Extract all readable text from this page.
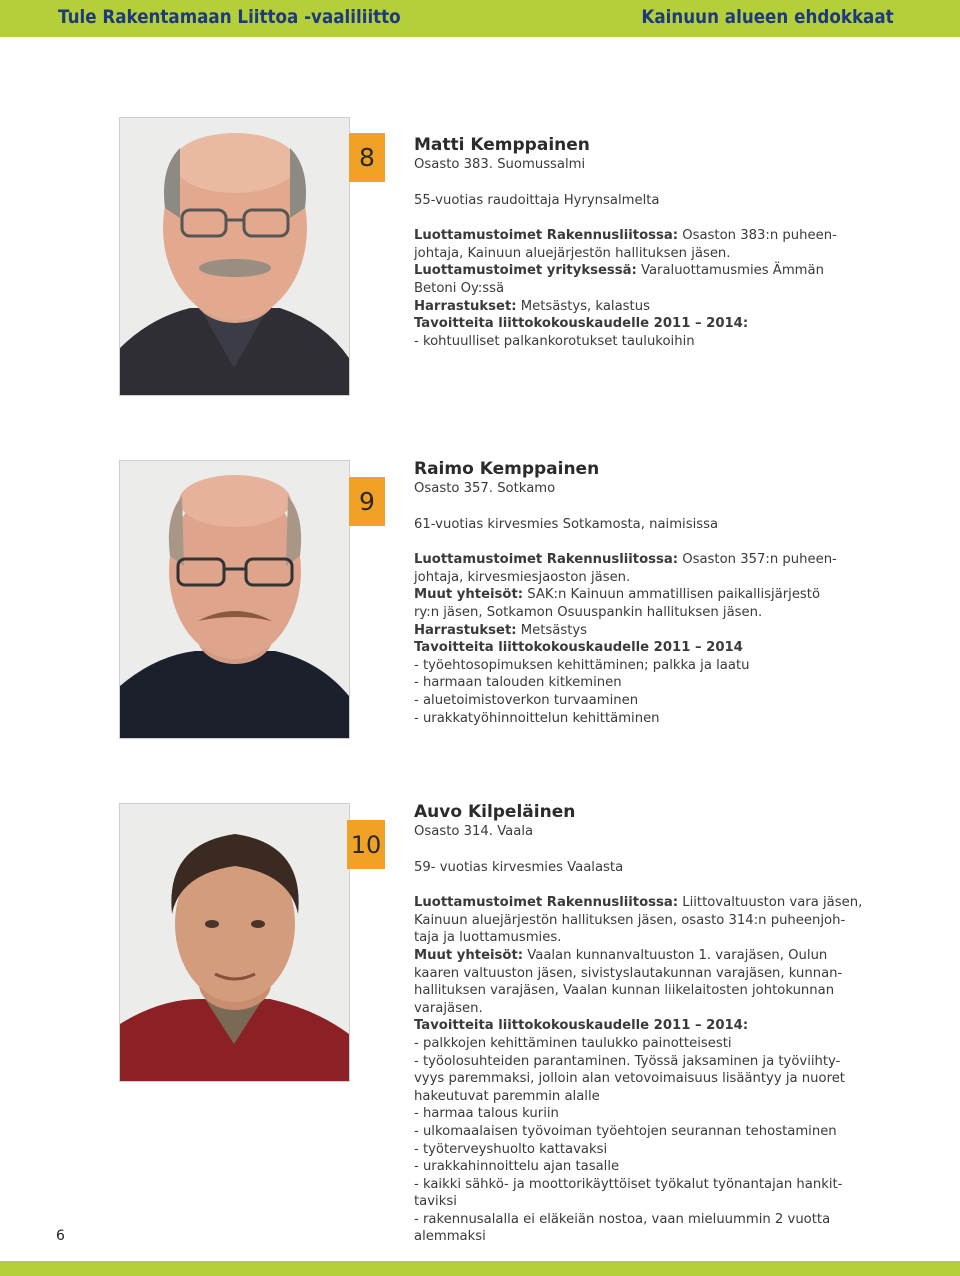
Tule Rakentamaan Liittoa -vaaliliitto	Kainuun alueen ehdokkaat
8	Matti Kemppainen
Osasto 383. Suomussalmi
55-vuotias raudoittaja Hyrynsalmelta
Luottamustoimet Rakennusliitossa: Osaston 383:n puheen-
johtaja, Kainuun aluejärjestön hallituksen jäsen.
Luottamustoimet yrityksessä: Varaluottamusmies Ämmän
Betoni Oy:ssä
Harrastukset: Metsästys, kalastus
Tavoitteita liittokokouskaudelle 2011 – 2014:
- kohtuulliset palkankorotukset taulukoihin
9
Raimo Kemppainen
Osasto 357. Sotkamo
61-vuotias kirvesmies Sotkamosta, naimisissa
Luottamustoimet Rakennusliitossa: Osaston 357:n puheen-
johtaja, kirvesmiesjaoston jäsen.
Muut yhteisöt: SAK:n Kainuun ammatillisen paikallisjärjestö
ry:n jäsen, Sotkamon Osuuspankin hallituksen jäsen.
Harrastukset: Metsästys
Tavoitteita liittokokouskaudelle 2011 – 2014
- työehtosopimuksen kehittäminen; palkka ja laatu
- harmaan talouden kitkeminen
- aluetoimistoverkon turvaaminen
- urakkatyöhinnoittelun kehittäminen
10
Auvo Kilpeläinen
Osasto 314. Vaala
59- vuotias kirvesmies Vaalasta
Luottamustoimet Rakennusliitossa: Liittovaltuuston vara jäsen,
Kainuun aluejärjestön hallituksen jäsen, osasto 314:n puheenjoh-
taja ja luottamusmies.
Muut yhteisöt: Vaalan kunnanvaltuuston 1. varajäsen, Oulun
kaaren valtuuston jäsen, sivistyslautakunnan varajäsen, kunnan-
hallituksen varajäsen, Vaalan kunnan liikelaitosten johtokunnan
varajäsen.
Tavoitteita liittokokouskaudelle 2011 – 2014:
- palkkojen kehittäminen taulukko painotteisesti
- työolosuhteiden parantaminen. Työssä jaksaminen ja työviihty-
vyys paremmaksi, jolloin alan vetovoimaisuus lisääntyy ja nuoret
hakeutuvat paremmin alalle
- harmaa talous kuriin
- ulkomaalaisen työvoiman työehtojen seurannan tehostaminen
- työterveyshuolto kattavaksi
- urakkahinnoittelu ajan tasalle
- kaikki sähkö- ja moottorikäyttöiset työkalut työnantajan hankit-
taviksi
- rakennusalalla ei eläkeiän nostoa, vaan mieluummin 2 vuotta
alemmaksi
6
::::::::::
Set problem -> All the records above need to be given again word for word. Skip the pictures.

Reply ->
Extract all readable text from this page.
Tule Rakentamaan Liittoa -vaaliliitto	Kainuun alueen ehdokkaat
8	Matti Kemppainen
Osasto 383. Suomussalmi
55-vuotias raudoittaja Hyrynsalmelta
Luottamustoimet Rakennusliitossa: Osaston 383:n puheen-
johtaja, Kainuun aluejärjestön hallituksen jäsen.
Luottamustoimet yrityksessä: Varaluottamusmies Ämmän
Betoni Oy:ssä
Harrastukset: Metsästys, kalastus
Tavoitteita liittokokouskaudelle 2011 – 2014:
- kohtuulliset palkankorotukset taulukoihin
9
Raimo Kemppainen
Osasto 357. Sotkamo
61-vuotias kirvesmies Sotkamosta, naimisissa
Luottamustoimet Rakennusliitossa: Osaston 357:n puheen-
johtaja, kirvesmiesjaoston jäsen.
Muut yhteisöt: SAK:n Kainuun ammatillisen paikallisjärjestö
ry:n jäsen, Sotkamon Osuuspankin hallituksen jäsen.
Harrastukset: Metsästys
Tavoitteita liittokokouskaudelle 2011 – 2014
- työehtosopimuksen kehittäminen; palkka ja laatu
- harmaan talouden kitkeminen
- aluetoimistoverkon turvaaminen
- urakkatyöhinnoittelun kehittäminen
10
Auvo Kilpeläinen
Osasto 314. Vaala
59- vuotias kirvesmies Vaalasta
Luottamustoimet Rakennusliitossa: Liittovaltuuston vara jäsen,
Kainuun aluejärjestön hallituksen jäsen, osasto 314:n puheenjoh-
taja ja luottamusmies.
Muut yhteisöt: Vaalan kunnanvaltuuston 1. varajäsen, Oulun
kaaren valtuuston jäsen, sivistyslautakunnan varajäsen, kunnan-
hallituksen varajäsen, Vaalan kunnan liikelaitosten johtokunnan
varajäsen.
Tavoitteita liittokokouskaudelle 2011 – 2014:
- palkkojen kehittäminen taulukko painotteisesti
- työolosuhteiden parantaminen. Työssä jaksaminen ja työviihty-
vyys paremmaksi, jolloin alan vetovoimaisuus lisääntyy ja nuoret
hakeutuvat paremmin alalle
- harmaa talous kuriin
- ulkomaalaisen työvoiman työehtojen seurannan tehostaminen
- työterveyshuolto kattavaksi
- urakkahinnoittelu ajan tasalle
- kaikki sähkö- ja moottorikäyttöiset työkalut työnantajan hankit-
taviksi
- rakennusalalla ei eläkeiän nostoa, vaan mieluummin 2 vuotta
alemmaksi
6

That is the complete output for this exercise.